------ Source records
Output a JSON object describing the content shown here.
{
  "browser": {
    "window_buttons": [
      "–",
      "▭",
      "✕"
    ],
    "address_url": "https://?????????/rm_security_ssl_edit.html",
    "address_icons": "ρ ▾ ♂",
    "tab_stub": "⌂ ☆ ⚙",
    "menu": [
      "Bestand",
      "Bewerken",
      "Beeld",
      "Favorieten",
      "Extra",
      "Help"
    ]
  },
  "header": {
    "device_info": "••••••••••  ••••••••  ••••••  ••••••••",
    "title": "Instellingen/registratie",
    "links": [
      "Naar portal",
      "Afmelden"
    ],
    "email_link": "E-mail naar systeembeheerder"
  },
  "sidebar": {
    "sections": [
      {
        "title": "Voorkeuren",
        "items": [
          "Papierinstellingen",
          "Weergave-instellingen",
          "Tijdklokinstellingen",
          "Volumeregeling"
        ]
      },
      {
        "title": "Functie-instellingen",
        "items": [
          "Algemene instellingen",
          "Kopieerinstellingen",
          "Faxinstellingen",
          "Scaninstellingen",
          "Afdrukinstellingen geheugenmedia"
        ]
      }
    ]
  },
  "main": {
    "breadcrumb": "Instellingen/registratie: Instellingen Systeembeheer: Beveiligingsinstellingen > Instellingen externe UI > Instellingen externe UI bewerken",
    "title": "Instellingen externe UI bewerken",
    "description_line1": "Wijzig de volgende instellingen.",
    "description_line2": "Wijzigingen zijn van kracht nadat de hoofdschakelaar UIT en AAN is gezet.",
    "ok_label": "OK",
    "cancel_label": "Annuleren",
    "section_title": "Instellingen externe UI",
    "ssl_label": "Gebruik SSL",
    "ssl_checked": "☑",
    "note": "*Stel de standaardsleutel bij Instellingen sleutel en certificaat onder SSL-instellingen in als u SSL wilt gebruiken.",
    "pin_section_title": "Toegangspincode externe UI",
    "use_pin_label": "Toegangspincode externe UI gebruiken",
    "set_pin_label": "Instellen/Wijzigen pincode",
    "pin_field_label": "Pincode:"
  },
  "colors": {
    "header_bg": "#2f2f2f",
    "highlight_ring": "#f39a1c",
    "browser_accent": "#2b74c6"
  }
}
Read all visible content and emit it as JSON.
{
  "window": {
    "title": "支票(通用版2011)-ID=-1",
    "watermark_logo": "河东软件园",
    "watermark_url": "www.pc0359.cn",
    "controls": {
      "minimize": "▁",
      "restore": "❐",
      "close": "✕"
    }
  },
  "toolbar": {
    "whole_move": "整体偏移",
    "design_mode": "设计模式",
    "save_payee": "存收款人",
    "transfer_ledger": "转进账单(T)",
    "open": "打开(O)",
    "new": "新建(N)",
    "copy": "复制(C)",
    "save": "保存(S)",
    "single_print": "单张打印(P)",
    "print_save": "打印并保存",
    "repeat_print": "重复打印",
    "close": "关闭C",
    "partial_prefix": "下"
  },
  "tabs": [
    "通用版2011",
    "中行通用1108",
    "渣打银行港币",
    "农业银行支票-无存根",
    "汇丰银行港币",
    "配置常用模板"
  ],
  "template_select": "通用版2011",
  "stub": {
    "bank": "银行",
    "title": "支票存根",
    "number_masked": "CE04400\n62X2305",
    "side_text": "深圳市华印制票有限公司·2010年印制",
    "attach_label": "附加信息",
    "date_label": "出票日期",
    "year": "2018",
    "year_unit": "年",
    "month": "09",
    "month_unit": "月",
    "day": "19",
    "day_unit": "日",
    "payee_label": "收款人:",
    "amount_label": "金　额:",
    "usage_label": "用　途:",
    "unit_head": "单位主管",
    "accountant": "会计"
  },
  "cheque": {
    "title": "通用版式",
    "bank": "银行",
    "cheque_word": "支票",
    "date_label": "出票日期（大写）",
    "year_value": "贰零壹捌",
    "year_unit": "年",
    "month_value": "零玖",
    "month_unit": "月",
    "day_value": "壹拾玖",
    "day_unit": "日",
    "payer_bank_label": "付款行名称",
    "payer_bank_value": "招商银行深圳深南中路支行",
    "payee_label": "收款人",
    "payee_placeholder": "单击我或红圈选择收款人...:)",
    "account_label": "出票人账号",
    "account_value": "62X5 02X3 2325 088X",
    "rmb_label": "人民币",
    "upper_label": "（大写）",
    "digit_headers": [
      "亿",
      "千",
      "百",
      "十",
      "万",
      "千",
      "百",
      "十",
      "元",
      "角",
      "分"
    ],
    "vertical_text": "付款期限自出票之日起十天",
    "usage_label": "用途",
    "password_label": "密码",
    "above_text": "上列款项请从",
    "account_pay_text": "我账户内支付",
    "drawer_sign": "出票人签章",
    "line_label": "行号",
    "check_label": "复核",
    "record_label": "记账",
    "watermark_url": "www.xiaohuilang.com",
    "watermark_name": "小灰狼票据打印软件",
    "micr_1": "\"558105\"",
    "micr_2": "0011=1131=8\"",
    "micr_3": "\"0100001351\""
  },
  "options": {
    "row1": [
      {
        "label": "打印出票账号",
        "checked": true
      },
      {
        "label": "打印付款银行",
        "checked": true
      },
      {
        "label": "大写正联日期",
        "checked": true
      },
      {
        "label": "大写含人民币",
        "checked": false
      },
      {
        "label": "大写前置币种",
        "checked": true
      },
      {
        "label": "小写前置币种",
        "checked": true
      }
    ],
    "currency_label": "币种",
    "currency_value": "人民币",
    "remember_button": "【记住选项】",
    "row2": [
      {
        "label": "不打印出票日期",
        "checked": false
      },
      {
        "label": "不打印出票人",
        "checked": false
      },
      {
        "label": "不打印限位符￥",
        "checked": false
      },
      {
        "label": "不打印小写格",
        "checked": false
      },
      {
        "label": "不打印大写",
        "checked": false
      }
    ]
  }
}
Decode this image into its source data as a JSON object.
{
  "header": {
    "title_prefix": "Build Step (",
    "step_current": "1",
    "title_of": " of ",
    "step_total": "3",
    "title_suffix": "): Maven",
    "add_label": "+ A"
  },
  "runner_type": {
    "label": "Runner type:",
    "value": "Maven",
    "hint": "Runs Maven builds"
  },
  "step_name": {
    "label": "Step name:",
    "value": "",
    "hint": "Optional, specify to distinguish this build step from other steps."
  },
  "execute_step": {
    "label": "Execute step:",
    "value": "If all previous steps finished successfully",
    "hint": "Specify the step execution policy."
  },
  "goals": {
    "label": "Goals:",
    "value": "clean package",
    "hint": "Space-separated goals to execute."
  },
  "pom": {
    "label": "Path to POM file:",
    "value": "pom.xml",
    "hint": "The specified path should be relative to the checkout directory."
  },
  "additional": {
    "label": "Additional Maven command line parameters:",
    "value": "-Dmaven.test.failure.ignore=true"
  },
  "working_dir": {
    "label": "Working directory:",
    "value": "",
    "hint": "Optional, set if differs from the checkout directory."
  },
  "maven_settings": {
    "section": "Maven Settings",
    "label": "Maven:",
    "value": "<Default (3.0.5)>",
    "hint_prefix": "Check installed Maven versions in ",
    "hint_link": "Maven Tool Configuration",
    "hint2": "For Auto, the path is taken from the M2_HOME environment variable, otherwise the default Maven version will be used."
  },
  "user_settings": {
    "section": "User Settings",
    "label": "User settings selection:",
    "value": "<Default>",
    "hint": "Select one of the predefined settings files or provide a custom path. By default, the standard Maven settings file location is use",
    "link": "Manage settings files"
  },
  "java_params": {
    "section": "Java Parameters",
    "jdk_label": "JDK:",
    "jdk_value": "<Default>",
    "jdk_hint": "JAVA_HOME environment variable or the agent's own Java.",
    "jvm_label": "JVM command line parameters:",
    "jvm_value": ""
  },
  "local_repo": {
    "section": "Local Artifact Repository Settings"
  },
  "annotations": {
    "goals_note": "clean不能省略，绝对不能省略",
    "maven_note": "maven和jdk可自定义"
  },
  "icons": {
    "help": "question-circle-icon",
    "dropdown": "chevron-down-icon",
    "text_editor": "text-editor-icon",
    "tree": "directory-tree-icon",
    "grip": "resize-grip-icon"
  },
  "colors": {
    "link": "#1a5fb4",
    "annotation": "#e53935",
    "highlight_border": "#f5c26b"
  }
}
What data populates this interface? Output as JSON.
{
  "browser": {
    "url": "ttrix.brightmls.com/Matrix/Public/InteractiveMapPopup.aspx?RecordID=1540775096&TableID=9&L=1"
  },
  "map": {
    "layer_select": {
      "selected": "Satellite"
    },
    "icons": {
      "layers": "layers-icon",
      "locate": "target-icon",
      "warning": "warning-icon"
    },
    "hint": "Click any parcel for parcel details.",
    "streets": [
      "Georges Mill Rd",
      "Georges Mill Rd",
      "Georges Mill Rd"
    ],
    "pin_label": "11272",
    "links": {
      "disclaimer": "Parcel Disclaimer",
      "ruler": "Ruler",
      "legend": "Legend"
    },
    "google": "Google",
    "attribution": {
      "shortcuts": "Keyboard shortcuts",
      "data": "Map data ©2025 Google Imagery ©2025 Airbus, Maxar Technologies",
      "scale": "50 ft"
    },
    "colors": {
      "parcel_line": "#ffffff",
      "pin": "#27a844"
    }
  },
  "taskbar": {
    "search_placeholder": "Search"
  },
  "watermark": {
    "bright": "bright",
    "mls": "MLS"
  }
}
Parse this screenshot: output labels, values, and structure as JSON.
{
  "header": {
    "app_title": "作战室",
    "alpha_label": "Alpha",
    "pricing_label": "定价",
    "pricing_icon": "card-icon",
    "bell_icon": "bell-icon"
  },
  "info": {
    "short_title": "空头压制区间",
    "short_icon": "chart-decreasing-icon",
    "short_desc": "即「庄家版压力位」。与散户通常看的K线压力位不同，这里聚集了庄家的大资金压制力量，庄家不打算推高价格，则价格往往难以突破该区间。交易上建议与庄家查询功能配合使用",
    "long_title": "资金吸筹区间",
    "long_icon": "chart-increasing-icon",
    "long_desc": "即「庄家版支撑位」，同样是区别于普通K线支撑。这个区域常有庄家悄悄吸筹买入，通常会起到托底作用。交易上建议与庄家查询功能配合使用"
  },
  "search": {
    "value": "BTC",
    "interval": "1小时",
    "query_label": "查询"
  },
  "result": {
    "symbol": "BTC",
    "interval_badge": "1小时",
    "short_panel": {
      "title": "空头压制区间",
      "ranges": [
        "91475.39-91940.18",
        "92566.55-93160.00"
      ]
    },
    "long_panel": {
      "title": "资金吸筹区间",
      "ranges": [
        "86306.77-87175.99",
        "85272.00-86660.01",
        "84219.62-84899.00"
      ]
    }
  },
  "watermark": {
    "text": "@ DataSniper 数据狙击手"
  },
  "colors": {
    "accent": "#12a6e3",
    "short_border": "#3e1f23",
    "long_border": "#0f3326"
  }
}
------------
**Directions for this task:** Among the lines of the data, identify those with the word "content". Copy each of them.

**Worked answer:**
Output a JSON object describing the content shown here.
Read all visible content and emit it as JSON.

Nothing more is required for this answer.